**Stated problem**
Seek out every line containing the word "функций", and copy each.
--- start Dataset excerpts ---
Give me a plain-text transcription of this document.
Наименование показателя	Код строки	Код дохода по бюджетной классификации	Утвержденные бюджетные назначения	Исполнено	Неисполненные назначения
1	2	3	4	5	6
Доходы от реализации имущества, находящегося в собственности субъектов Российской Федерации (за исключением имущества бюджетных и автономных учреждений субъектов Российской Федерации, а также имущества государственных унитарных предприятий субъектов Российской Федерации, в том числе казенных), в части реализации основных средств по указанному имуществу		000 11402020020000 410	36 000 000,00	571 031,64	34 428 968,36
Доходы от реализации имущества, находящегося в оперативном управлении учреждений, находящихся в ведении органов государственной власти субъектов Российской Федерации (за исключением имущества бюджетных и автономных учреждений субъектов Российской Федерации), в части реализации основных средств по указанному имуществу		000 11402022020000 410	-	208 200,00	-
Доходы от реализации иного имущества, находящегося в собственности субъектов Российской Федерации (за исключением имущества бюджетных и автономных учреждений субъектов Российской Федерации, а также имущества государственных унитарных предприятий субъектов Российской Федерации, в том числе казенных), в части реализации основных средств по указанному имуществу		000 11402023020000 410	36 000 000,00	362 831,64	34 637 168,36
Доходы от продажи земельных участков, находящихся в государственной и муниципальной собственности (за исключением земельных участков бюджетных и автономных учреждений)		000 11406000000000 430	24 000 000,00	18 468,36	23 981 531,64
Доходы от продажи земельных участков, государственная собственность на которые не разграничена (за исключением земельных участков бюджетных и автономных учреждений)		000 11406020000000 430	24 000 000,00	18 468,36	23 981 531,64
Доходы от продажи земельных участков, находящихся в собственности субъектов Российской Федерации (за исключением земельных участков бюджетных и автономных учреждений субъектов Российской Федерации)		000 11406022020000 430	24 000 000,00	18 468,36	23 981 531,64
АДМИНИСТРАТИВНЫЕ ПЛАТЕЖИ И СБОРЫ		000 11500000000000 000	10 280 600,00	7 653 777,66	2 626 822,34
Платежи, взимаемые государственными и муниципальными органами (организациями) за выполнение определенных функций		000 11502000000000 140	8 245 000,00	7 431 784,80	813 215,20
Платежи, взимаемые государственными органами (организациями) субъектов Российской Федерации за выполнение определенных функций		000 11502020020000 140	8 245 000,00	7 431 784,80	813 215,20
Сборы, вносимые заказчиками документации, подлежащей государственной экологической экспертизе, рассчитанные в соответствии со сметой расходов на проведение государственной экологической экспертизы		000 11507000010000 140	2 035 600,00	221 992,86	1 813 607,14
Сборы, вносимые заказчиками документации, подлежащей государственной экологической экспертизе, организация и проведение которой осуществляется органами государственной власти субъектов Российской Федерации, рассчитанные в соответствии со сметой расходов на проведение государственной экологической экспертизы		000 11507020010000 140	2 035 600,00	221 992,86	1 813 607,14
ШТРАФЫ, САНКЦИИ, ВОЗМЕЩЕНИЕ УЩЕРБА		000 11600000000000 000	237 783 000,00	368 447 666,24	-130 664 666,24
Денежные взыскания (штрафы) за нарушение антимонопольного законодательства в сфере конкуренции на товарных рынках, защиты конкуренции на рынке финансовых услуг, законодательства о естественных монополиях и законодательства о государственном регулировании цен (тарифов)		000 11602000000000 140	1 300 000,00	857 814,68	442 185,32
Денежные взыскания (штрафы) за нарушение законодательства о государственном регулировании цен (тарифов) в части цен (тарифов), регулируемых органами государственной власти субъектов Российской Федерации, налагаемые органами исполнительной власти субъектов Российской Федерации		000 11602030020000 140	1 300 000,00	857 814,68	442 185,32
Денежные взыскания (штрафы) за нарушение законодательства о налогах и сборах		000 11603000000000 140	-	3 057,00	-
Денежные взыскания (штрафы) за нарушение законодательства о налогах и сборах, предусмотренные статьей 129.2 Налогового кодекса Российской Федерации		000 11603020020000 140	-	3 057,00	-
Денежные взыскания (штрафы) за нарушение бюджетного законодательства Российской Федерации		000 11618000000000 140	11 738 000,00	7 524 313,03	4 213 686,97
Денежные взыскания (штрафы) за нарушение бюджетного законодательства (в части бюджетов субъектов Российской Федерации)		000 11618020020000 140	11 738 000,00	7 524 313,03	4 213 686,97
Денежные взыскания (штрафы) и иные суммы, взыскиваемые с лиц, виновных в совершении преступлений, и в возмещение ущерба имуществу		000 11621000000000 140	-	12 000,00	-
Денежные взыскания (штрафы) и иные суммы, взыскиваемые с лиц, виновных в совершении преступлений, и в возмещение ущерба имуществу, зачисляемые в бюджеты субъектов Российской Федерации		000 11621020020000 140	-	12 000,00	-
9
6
--- end Dataset excerpts ---
--- start Dataset excerpts ---
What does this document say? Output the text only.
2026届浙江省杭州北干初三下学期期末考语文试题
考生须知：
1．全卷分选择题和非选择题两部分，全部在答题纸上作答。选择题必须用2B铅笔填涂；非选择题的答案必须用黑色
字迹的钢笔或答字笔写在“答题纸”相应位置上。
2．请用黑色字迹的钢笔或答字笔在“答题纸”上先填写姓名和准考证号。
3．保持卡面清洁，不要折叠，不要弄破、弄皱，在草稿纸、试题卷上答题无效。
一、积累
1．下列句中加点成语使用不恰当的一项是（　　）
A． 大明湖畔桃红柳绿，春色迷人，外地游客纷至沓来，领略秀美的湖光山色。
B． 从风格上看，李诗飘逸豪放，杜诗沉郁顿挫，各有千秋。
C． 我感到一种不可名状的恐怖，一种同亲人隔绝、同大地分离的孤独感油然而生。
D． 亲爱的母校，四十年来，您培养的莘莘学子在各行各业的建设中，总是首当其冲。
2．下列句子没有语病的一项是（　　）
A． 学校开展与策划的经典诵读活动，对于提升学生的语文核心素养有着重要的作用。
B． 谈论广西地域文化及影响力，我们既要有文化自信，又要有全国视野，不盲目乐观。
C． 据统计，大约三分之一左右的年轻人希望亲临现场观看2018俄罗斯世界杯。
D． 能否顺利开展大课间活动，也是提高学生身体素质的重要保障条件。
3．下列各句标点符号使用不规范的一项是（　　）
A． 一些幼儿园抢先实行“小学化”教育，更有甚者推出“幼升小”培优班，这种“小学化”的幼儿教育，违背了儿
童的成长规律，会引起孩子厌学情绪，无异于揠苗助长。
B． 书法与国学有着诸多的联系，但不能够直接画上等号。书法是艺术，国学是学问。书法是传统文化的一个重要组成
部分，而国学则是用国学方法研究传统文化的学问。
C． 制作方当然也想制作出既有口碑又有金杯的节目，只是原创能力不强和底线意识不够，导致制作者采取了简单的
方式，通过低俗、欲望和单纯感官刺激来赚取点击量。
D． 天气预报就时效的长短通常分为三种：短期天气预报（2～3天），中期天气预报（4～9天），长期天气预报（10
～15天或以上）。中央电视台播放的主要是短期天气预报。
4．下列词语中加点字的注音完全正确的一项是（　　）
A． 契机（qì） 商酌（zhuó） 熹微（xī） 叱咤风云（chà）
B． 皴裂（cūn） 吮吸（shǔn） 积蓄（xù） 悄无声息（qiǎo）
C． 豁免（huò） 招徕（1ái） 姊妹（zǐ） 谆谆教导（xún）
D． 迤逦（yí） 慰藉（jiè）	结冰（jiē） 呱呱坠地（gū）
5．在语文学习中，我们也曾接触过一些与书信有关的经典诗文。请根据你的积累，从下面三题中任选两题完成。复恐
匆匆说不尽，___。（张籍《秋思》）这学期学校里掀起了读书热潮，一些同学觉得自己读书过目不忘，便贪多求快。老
--- end Dataset excerpts ---
**Expected answer**
Платежи, взимаемые государственными и муниципальными органами (организациями) за выполнение определенных функций		000 11502000000000 140	8 245 000,00	7 431 784,80	813 215,20
Платежи, взимаемые государственными органами (организациями) субъектов Российской Федерации за выполнение определенных функций		000 11502020020000 140	8 245 000,00	7 431 784,80	813 215,20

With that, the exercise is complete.